— Task —
Locate each line holding the string "priority" and copy it.

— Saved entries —
— start —
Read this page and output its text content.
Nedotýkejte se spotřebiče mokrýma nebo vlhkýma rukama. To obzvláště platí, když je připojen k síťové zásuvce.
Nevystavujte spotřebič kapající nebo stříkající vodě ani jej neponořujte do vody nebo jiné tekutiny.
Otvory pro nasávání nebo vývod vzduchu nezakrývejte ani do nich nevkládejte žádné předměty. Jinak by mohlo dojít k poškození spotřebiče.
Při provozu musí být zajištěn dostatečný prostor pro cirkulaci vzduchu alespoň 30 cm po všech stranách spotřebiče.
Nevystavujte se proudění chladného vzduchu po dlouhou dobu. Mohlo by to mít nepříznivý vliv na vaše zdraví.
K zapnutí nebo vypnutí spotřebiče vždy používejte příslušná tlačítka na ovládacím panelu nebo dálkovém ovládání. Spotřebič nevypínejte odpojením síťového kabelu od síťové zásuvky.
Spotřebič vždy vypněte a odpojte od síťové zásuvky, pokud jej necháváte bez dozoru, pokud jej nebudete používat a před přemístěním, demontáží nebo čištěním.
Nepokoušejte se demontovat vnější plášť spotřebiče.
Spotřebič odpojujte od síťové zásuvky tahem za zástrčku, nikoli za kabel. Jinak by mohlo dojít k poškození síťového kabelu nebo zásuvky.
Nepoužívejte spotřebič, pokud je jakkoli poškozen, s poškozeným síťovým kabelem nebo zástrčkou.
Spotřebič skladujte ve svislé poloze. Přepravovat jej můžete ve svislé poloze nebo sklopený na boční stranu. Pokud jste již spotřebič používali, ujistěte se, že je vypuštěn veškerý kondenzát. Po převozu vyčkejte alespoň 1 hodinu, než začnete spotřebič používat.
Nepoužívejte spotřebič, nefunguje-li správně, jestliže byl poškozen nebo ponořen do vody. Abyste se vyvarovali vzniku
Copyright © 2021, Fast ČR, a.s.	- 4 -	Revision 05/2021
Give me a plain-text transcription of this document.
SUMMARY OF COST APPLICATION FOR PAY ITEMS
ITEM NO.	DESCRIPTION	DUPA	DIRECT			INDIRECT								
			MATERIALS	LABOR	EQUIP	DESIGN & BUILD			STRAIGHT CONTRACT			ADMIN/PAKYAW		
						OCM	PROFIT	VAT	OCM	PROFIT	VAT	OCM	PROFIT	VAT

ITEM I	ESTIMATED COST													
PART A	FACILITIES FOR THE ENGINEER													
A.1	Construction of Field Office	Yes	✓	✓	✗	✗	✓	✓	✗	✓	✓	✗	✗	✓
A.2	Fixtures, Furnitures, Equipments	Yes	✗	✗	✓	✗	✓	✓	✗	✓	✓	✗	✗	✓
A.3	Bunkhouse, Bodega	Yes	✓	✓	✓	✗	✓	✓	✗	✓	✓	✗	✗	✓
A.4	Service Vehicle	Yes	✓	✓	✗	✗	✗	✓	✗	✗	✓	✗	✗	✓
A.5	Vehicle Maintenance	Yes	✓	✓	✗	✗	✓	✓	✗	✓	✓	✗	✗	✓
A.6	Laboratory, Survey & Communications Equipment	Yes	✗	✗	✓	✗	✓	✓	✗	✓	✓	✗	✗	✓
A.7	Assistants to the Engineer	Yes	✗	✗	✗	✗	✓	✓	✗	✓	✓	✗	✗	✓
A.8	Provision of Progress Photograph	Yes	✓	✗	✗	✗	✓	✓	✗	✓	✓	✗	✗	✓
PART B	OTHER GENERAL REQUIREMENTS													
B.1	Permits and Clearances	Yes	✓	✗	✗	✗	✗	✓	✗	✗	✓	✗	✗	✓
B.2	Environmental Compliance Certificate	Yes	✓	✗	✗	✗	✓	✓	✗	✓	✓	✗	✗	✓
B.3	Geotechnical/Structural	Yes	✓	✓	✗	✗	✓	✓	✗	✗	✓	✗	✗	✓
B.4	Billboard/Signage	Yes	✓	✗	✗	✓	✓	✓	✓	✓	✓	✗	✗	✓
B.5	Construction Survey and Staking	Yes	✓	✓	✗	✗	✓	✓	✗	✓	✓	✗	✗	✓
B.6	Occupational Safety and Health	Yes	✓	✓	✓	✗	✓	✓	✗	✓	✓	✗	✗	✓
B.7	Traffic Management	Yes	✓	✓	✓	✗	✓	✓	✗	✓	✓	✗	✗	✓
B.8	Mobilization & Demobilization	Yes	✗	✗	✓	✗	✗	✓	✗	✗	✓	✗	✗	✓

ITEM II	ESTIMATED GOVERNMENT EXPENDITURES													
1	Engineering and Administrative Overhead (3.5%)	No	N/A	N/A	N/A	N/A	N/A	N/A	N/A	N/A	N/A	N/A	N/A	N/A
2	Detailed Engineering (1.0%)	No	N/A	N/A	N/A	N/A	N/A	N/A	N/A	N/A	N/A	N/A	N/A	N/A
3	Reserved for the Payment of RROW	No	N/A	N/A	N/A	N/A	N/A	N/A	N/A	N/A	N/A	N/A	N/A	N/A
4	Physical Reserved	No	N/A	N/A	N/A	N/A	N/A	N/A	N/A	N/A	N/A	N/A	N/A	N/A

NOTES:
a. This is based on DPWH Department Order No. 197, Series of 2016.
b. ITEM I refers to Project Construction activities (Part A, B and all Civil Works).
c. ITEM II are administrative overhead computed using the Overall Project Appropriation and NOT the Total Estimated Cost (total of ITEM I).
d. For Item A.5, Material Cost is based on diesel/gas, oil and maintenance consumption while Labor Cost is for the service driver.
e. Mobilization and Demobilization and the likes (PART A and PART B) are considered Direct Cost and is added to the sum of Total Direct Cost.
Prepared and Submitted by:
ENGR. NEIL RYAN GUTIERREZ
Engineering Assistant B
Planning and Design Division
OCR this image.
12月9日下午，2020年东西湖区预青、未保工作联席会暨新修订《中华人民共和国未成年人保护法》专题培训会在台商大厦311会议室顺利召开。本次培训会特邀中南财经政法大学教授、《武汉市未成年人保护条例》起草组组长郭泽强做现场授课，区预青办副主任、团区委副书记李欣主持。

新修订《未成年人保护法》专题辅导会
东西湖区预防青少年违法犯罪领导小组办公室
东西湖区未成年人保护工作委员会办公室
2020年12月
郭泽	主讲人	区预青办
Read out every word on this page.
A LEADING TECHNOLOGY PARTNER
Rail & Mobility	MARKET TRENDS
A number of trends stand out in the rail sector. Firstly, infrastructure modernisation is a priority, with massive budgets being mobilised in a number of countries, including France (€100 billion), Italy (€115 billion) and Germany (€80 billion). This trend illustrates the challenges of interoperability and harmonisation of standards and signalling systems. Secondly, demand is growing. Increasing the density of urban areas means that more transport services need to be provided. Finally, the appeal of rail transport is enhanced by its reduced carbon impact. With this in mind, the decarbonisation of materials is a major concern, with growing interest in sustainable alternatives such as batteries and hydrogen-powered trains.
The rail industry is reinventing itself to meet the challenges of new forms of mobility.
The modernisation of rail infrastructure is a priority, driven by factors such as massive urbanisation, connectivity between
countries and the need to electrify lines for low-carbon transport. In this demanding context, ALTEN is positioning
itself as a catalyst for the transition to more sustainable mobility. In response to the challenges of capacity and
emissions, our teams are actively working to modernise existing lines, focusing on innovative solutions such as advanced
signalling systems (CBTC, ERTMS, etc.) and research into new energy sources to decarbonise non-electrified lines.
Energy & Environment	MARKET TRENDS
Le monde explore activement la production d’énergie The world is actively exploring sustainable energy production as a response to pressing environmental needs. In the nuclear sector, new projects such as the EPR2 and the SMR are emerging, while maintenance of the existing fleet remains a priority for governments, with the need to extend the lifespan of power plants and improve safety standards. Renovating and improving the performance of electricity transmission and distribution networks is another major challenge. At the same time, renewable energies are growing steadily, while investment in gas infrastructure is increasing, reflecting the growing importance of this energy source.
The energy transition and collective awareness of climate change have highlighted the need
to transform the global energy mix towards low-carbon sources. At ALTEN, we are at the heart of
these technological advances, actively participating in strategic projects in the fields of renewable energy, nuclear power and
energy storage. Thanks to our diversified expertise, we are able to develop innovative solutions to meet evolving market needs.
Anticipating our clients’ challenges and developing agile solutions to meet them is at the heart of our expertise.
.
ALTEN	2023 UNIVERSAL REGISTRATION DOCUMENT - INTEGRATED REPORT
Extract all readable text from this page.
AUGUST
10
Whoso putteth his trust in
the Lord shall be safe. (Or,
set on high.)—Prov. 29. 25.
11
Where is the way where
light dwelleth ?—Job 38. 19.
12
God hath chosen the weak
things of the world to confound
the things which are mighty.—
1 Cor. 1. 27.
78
— end —
— Written solution —
A number of trends stand out in the rail sector. Firstly, infrastructure modernisation is a priority, with massive budgets being mobilised in a number of countries, including France (€100 billion), Italy (€115 billion) and Germany (€80 billion). This trend illustrates the challenges of interoperability and harmonisation of standards and signalling systems. Secondly, demand is growing. Increasing the density of urban areas means that more transport services need to be provided. Finally, the appeal of rail transport is enhanced by its reduced carbon impact. With this in mind, the decarbonisation of materials is a major concern, with growing interest in sustainable alternatives such as batteries and hydrogen-powered trains.
The modernisation of rail infrastructure is a priority, driven by factors such as massive urbanisation, connectivity between
Le monde explore activement la production d’énergie The world is actively exploring sustainable energy production as a response to pressing environmental needs. In the nuclear sector, new projects such as the EPR2 and the SMR are emerging, while maintenance of the existing fleet remains a priority for governments, with the need to extend the lifespan of power plants and improve safety standards. Renovating and improving the performance of electricity transmission and distribution networks is another major challenge. At the same time, renewable energies are growing steadily, while investment in gas infrastructure is increasing, reflecting the growing importance of this energy source.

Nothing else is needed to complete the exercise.